### EXPLORE THE MATERIAL:
- A) In the National Guard nurse's account, who asked the nurse to go on a medical mission to Honduras?
- B) Continue the National Guard nurse's account from its last sentence.

(Beginning of TEXT PROVIDED)

“I was employed five years with the federal government’s health care program. When I terminated, Dr. Harrison, the state surgeon, said he needed me back. He wanted me to join him the National Guard. They didn’t have a full-time health care provider. So I came into the National Guard with my daughter, Joy, in 1981.
“She became a paratrooper and led National Guard units in Desert Storm and came home with a Bronze Star.
“I prepared all our National Guard veterans to go to Desert Storm in the event they were called.
“Joy and I were the first mother-daughter members of any National Guard service in the country, including the first mother-daughter members of the Women’s Memorial in Arlington, Virginia.
“I took 15 courses to be the first disaster nurse certified by the Red Cross in West Virginia and guard’s first Occupational Health and Safety Officer.
“I helped start hospice, training the first group of volunteers, and I coordinated the first healthy baby conference in Preston County for the state and received the health education award.
“After hospice work, Jim Caudill, my eye doctor, asked me to go with him on a medical mission with the National Guard to Honduras.
“I paid my way to go. It cost about $3,000.

(End of TEXT PROVIDED)
(Beginning of MATERIAL SUPPLIED)

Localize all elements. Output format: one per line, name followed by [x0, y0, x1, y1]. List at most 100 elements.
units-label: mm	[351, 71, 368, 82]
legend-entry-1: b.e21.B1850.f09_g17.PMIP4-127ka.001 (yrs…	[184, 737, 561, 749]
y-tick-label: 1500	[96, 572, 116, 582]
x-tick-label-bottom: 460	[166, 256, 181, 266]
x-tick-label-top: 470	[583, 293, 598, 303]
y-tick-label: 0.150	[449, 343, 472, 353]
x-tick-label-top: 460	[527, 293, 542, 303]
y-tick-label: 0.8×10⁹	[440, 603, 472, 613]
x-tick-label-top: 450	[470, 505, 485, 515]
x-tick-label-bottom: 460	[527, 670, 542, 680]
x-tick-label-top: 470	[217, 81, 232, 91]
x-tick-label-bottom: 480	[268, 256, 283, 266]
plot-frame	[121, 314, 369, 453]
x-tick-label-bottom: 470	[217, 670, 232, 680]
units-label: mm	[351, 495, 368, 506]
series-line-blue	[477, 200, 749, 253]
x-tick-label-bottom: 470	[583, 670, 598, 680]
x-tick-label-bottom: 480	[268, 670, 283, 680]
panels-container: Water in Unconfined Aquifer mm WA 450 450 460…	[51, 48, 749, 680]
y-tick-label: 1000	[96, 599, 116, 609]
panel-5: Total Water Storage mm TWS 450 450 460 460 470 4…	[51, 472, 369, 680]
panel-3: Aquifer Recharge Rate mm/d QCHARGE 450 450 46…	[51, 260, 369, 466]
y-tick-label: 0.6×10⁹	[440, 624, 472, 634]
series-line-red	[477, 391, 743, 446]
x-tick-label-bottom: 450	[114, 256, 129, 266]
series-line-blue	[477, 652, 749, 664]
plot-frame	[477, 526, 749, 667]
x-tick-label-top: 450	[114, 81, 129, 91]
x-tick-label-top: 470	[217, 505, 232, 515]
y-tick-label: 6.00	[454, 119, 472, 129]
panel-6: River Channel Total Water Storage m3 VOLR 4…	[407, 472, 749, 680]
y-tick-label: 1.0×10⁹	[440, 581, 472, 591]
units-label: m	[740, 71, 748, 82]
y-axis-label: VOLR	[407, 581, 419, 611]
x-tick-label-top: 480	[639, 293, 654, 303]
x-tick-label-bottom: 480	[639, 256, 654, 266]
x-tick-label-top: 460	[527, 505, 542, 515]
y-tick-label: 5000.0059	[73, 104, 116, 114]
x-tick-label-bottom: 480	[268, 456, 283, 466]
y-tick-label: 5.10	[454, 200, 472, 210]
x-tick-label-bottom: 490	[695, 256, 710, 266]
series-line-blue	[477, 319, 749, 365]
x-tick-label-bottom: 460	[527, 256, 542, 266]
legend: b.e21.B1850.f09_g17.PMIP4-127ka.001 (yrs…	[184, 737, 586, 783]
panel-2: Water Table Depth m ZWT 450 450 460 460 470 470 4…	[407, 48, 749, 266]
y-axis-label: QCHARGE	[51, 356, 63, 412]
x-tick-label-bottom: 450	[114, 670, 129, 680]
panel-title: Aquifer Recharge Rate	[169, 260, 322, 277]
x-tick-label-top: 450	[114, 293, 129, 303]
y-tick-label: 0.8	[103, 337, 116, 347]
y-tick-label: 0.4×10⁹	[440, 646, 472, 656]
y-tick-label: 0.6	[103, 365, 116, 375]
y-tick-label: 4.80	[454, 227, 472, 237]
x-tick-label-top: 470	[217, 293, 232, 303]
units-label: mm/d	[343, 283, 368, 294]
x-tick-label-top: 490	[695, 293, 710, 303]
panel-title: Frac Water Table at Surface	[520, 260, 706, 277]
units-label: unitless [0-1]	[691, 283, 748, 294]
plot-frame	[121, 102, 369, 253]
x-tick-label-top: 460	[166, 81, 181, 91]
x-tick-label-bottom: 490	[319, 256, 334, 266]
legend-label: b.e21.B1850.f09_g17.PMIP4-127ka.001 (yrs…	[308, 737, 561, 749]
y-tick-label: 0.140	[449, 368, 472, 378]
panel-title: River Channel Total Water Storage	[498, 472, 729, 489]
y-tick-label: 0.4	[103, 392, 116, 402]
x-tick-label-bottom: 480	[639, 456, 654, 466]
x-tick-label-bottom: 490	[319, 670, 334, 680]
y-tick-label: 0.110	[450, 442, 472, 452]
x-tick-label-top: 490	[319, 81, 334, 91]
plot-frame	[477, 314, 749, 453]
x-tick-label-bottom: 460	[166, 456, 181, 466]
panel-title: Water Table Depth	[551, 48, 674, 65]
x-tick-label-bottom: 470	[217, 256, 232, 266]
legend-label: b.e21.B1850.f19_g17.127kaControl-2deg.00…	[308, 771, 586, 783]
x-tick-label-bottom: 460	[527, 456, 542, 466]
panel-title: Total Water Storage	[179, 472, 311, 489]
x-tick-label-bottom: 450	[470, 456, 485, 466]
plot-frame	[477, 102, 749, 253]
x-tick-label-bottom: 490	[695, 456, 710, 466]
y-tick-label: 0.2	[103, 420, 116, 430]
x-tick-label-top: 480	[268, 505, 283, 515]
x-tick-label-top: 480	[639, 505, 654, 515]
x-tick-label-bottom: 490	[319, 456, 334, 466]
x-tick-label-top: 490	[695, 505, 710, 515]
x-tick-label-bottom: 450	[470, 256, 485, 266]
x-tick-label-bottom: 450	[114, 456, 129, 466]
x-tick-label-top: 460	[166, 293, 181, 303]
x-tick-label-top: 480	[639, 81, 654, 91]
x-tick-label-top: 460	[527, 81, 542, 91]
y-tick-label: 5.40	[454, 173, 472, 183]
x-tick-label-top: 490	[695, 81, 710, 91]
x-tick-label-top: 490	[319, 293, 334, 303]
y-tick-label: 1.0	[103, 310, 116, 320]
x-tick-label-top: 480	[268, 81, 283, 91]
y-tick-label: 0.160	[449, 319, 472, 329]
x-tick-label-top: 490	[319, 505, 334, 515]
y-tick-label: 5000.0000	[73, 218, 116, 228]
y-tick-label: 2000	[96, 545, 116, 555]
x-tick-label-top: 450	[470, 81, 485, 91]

(End of MATERIAL SUPPLIED)

### RESULTS IN ORDER:
- A) Jim Caudill, the nurse's eye doctor.

- B)
“The people we served would make things for us. [She holds up one of several needlepoint pieces embroidered in Spanish.] I told them, ‘You need to tell me what this says.’ It said, ‘We will not forget you.’
“I lost my last son after heart surgery at WVU when he was 3 months old. I was challenged physically and financially to raise a 6-, 4- and 2-year-old, but I did it.
“I worked in Head Start and Follow Through when it started and for the Monongalia health department.
“I was hired here as a community health minister for two years. I had a medical lending closet to talk to anyone about any kind of health problem.
“They realized that I was pretty strong at doing what the ministers did. As a result, my position was phased out, and they hired a full time minister. Based here at St. Mark’s, I still do volunteer work for the Methodist churches as their community health minister. But I’m working as a volunteer now.
“In 2004, I was promoted to a full colonel. Getting to be a colonel was a challenge in a male military facility where there weren’t other female officers until later.
“Being a woman in the health care field made the difference. That was my ticket, because from leaving the military, I went on to do all these other positive things.
“Through our medical outreach program, we see 4,000 patients in two weeks and do 400 cataract removals.
“I worked with Dr. Dennis Sparks as the medical disaster chair for the West Virginia Council of Churches.
“Thirty-third Street belongs to CAMC. When I moved here and CAMC started tearing down houses, they talked to landscaper Tom Vasale about landscaping on 33rd Street. We put in the roses by the steps.
“Hospital workers shouldn’t have been out there in their scrubs sitting on the dirty steps and carrying germs back to the patients. That stopped when the CEO came over and sat on my porch.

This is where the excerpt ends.